=== TASK DIRECTIONS ===
List every line in the items below that contains the string "name". Copy each such line in full.

=== AVAILABLE DATA ===
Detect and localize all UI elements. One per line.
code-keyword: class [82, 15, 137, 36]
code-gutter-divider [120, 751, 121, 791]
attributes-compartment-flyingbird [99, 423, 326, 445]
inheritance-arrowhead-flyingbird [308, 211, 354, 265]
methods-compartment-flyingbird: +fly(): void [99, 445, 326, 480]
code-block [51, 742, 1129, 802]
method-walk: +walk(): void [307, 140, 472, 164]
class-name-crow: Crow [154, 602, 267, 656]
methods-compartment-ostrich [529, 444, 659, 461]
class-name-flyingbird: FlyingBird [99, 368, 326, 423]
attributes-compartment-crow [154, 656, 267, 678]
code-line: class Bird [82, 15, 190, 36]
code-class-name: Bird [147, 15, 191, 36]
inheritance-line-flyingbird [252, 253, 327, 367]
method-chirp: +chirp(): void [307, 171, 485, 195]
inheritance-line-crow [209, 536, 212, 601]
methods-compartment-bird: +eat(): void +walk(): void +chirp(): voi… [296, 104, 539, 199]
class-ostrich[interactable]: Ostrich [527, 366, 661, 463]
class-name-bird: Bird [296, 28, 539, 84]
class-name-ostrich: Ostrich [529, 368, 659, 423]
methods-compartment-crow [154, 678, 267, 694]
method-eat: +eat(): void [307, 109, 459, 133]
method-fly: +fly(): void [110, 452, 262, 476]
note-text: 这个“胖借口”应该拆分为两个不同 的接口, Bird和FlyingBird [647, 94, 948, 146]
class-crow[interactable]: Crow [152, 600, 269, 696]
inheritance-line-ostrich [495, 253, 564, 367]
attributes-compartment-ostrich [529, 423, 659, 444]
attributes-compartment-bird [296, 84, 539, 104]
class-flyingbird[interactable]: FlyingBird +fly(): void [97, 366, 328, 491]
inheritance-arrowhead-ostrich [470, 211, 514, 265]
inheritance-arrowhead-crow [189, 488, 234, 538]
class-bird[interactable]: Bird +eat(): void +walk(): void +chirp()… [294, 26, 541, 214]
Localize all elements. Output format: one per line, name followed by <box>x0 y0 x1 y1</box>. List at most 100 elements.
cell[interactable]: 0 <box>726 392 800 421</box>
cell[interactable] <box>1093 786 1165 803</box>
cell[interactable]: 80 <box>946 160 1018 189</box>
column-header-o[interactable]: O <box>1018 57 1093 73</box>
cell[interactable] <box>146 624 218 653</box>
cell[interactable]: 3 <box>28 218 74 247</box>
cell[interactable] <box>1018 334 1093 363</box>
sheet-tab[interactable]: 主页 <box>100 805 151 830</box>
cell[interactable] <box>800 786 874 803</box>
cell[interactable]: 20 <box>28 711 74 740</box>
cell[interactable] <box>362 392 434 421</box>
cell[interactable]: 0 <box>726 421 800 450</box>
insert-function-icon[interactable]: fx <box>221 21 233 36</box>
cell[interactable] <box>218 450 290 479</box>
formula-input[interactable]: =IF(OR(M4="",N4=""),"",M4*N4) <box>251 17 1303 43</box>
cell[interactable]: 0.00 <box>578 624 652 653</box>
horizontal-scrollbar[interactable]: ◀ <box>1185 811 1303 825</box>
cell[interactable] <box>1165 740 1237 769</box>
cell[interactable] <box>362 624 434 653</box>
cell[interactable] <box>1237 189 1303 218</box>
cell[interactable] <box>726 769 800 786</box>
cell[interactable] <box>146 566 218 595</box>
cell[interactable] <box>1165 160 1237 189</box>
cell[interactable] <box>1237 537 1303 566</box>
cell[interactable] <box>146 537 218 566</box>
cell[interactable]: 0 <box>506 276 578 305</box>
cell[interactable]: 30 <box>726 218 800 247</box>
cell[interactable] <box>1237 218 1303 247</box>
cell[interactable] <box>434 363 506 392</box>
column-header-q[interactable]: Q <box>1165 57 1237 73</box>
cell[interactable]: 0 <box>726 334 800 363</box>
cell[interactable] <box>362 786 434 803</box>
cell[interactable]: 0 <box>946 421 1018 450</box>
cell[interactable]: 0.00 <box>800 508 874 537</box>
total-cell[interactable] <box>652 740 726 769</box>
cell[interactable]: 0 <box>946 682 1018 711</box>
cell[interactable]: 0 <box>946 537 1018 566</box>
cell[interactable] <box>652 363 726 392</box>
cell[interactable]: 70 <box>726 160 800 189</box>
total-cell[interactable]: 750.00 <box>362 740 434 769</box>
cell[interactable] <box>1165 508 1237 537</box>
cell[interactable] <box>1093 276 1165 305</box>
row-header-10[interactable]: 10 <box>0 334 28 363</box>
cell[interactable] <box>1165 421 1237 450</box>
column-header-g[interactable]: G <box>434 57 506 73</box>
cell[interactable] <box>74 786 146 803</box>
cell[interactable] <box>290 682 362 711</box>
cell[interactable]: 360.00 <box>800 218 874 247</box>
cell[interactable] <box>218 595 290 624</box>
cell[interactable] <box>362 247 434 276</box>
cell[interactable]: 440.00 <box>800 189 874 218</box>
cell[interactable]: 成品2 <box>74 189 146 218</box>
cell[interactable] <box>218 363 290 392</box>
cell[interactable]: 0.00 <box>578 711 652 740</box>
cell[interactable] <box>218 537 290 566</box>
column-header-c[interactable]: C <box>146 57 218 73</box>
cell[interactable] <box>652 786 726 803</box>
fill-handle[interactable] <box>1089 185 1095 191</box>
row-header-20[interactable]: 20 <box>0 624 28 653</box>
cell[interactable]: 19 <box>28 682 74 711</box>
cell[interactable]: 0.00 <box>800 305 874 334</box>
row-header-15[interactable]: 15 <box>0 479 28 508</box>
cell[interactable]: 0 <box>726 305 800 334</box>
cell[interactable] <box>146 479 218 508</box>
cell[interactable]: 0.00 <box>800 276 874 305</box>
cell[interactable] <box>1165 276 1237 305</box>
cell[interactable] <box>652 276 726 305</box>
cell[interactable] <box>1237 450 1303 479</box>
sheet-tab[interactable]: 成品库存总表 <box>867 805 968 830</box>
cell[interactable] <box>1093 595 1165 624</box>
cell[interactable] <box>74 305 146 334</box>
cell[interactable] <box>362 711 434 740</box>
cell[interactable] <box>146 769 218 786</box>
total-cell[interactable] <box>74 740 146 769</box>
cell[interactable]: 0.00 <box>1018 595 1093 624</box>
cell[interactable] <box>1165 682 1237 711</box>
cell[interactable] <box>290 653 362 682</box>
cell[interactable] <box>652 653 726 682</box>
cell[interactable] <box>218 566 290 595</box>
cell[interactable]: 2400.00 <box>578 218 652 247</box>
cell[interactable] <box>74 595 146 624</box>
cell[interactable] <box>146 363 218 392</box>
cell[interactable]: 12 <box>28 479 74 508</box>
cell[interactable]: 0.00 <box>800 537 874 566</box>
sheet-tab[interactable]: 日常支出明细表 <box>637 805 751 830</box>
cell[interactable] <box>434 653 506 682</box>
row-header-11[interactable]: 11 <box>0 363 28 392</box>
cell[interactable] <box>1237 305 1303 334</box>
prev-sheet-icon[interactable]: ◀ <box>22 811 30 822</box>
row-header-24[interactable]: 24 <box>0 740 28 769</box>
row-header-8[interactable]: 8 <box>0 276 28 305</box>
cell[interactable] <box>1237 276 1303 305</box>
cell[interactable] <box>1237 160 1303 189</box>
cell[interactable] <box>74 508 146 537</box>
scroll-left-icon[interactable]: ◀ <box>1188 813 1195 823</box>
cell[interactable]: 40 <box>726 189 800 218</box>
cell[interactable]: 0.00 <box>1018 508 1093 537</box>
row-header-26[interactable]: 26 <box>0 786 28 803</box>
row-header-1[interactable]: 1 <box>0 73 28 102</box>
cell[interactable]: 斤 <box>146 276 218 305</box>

=== EXERCISE OUTPUT ===
class-name-crow: Crow [154, 602, 267, 656]
class-name-flyingbird: FlyingBird [99, 368, 326, 423]
code-class-name: Bird [147, 15, 191, 36]
class-name-bird: Bird [296, 28, 539, 84]
class-name-ostrich: Ostrich [529, 368, 659, 423]
Localize all elements. Output format: one per line, name followed by <box>x0 y0 x1 y1</box>. List at most 100 elements.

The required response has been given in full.